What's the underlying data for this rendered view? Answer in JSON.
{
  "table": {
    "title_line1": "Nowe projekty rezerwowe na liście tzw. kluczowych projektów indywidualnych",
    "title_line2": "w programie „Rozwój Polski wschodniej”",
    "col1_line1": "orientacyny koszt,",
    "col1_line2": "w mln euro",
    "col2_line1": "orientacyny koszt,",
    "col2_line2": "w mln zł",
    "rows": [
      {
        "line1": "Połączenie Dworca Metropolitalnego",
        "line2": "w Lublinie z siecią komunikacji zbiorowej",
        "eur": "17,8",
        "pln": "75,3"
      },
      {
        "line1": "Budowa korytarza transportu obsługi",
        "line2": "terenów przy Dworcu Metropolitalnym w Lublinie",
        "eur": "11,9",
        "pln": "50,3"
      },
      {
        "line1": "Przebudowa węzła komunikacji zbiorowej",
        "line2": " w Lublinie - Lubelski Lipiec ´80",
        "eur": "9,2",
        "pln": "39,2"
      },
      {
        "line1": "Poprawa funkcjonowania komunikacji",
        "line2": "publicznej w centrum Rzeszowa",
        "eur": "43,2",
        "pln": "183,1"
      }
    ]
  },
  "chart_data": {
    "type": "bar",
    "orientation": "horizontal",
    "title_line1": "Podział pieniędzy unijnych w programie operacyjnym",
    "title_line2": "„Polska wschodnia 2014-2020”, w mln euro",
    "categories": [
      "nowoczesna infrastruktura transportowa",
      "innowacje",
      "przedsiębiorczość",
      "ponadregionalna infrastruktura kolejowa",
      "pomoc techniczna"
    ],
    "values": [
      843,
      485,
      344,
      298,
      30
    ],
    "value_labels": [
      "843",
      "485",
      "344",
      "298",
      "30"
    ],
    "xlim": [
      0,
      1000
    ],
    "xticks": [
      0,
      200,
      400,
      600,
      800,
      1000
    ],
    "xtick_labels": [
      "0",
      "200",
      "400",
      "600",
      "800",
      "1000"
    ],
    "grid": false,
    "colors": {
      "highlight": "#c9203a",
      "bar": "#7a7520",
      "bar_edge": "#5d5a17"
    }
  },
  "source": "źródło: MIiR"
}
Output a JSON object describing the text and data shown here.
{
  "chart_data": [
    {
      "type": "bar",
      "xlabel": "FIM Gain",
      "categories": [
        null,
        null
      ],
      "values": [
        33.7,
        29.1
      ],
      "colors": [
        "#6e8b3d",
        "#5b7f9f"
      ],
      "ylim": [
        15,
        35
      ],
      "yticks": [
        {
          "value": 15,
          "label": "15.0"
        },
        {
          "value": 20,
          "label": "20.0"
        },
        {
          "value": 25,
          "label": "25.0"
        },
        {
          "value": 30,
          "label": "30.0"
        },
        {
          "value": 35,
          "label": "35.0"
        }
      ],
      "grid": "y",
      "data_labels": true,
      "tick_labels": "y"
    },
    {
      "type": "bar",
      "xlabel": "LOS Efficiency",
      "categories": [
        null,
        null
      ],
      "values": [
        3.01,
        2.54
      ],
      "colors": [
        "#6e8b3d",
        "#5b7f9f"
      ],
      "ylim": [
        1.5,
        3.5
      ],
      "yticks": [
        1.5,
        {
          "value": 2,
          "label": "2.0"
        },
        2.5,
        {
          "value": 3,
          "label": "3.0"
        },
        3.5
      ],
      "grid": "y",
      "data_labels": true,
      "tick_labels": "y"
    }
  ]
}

•••••

Each line that has the word "infrastruktura" counts once. How many such lines are in the data? Give the number alone.

2